--- start ---
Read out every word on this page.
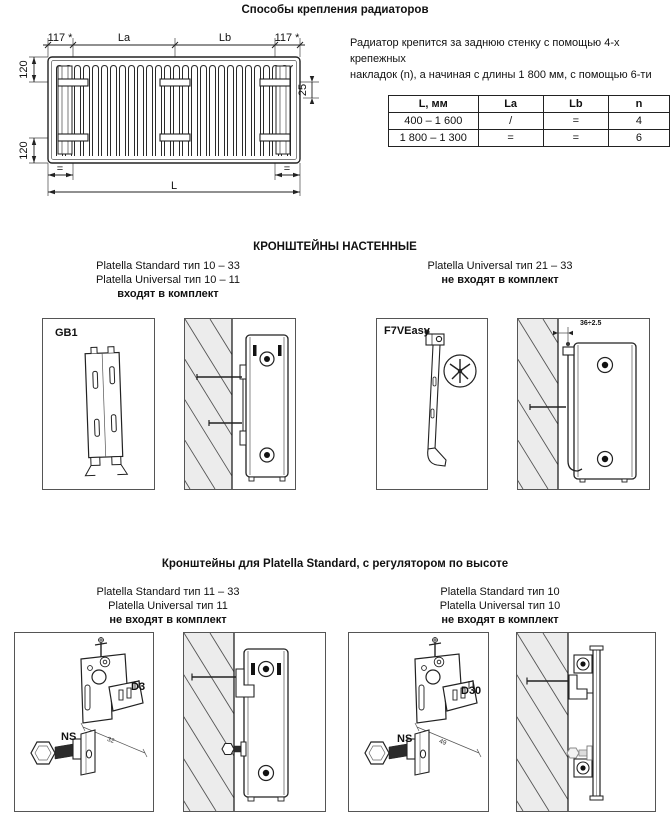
Способы крепления радиаторов
117 *	La	Lb	117 *
120
120
25
=	=
L
Радиатор крепится за заднюю стенку с помощью 4-х крепежных
накладок (n), а начиная с длины 1 800 мм, с помощью 6-ти
L, мм	La	Lb	n
400 – 1 600	/	=	4
1 800 – 1 300	=	=	6
КРОНШТЕЙНЫ НАСТЕННЫЕ
Platella Standard тип 10 – 33
Platella Universal тип 10 – 11
входят в комплект
Platella Universal тип 21 – 33
не входят в комплект
GB1	F7VEasy
36÷2.5
Кронштейны для Platella Standard, с регулятором по высоте
Platella Standard тип 11 – 33
Platella Universal тип 11
не входят в комплект
Platella Standard тип 10
Platella Universal тип 10
не входят в комплект
D3
NS	32
D30
NS	49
--- end ---
Could you repeat all of the material exactly? Pictures should not be copied.

Read out every word on this page.
Способы крепления радиаторов
117 *	La	Lb	117 *
120
120
25
=	=
L
Радиатор крепится за заднюю стенку с помощью 4-х крепежных
накладок (n), а начиная с длины 1 800 мм, с помощью 6-ти
L, мм	La	Lb	n
400 – 1 600	/	=	4
1 800 – 1 300	=	=	6
КРОНШТЕЙНЫ НАСТЕННЫЕ
Platella Standard тип 10 – 33
Platella Universal тип 10 – 11
входят в комплект
Platella Universal тип 21 – 33
не входят в комплект
GB1	F7VEasy
36÷2.5
Кронштейны для Platella Standard, с регулятором по высоте
Platella Standard тип 11 – 33
Platella Universal тип 11
не входят в комплект
Platella Standard тип 10
Platella Universal тип 10
не входят в комплект
D3
NS	32
D30
NS	49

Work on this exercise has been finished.